* EXERCISE TASK
Using the listing beneath this task, count the lines with the word "AVERAGE" and write only the result.

==== DATA FOR PROCESSING ====

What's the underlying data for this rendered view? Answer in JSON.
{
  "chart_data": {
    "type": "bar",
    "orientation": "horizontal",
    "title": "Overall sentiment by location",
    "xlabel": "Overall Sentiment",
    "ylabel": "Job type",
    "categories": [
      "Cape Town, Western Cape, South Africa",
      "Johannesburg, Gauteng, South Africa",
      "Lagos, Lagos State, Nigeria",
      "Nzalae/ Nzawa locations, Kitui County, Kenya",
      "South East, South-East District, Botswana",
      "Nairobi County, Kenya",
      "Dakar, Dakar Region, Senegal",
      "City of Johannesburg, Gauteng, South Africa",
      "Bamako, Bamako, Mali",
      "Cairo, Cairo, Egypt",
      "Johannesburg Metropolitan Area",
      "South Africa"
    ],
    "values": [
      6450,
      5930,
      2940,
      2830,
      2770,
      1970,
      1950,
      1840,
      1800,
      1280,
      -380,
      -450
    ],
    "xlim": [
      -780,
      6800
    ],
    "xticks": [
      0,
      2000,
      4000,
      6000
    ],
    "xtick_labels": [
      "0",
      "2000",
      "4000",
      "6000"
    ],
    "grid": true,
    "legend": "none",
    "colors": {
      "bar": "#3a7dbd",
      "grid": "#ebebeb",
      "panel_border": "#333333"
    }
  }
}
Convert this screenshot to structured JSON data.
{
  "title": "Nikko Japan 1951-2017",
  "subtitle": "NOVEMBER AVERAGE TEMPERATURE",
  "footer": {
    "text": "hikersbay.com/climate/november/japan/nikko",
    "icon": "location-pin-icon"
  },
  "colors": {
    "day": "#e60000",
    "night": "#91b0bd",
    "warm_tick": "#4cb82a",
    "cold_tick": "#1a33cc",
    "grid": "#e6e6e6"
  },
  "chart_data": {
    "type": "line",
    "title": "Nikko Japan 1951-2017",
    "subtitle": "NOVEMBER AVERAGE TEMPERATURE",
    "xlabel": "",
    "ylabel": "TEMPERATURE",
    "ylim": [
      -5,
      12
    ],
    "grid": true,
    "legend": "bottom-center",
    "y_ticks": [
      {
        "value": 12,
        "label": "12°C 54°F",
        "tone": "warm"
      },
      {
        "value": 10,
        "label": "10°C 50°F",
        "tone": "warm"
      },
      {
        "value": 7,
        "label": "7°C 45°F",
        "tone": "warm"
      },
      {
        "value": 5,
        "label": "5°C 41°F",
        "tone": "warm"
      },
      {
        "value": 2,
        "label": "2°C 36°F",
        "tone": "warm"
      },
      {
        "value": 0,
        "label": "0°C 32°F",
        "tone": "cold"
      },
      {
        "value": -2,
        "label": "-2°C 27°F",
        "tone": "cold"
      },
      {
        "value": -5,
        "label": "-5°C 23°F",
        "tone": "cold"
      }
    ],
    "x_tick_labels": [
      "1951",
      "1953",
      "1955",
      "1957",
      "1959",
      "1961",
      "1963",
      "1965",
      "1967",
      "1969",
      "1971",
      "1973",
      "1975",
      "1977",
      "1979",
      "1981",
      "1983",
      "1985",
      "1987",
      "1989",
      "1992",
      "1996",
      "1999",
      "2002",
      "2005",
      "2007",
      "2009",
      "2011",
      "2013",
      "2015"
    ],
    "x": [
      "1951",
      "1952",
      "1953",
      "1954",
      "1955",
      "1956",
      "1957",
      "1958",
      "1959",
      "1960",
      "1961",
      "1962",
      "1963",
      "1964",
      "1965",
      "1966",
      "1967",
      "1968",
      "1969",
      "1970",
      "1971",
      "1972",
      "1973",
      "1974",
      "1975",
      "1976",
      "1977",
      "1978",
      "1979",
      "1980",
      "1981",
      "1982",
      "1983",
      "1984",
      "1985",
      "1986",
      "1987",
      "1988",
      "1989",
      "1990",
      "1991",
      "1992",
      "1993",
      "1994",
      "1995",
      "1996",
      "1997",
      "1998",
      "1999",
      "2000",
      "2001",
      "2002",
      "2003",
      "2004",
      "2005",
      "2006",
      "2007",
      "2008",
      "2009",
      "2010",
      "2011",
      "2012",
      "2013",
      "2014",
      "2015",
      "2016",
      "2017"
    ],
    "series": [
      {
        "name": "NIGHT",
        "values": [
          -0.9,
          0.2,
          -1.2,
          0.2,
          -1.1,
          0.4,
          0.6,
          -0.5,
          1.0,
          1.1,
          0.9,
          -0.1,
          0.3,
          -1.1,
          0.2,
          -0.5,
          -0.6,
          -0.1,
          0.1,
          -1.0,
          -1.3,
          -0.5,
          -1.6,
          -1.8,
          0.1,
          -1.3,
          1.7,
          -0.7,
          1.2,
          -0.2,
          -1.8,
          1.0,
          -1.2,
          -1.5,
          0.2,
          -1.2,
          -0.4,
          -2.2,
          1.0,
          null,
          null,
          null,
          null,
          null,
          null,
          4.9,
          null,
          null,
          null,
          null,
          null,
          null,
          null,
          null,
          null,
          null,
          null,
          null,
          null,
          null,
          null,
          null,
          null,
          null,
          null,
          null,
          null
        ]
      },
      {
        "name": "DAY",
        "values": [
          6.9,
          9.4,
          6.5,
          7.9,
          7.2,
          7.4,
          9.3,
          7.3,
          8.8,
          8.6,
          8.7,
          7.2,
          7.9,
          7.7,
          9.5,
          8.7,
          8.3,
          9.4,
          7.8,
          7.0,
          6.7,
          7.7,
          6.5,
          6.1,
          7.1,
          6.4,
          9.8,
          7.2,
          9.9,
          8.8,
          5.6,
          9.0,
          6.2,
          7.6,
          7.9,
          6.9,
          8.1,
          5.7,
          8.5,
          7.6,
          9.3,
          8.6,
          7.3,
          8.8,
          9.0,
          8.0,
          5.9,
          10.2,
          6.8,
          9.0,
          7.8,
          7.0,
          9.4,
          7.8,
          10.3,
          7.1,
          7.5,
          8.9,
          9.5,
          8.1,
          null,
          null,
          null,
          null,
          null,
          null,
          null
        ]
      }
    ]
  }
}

====

* EXERCISE SOLUTION
2